__Written task__: Gather each line of the entries below that contains the string "document".

__Data for this exercise__:

★ ★ ★ ★

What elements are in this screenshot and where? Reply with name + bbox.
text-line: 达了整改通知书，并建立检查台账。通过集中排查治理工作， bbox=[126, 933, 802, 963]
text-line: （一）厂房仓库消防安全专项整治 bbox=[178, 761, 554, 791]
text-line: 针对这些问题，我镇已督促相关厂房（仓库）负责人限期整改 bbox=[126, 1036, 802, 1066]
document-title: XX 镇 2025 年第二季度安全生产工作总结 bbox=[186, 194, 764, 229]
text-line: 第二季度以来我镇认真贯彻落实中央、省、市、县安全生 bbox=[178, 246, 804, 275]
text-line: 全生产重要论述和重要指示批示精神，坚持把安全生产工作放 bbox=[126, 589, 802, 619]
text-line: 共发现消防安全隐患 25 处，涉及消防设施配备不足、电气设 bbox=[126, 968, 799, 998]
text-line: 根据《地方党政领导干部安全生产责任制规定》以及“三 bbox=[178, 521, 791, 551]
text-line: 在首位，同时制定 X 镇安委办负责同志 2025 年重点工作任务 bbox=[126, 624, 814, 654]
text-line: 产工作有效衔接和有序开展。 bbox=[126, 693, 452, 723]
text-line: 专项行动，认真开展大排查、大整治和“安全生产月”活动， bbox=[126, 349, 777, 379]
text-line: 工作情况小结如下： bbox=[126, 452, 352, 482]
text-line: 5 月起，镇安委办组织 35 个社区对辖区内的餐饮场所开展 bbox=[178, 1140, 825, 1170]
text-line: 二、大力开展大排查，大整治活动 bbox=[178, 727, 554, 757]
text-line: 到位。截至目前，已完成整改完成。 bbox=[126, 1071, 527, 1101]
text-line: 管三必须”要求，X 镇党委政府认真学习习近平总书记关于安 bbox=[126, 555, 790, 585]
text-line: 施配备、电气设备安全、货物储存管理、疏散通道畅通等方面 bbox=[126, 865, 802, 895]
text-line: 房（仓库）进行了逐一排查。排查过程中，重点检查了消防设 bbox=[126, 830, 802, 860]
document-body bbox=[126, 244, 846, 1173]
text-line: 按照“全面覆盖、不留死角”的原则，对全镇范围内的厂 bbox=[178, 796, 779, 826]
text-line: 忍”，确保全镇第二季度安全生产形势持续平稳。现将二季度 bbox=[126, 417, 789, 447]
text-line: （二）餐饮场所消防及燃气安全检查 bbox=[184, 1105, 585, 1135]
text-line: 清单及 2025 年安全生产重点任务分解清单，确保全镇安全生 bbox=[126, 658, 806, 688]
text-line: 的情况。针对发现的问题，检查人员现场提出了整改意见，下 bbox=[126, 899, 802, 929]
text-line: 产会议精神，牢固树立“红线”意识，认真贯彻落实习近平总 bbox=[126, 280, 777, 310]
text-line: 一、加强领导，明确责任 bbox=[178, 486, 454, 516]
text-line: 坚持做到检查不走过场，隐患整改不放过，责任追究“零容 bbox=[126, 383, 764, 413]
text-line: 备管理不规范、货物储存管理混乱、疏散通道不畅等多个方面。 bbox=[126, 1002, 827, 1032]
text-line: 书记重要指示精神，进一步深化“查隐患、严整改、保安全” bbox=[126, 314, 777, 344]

★ ★ ★ ★

__Expected answer__:
document-title: XX 镇 2025 年第二季度安全生产工作总结 bbox=[186, 194, 764, 229]
document-body bbox=[126, 244, 846, 1173]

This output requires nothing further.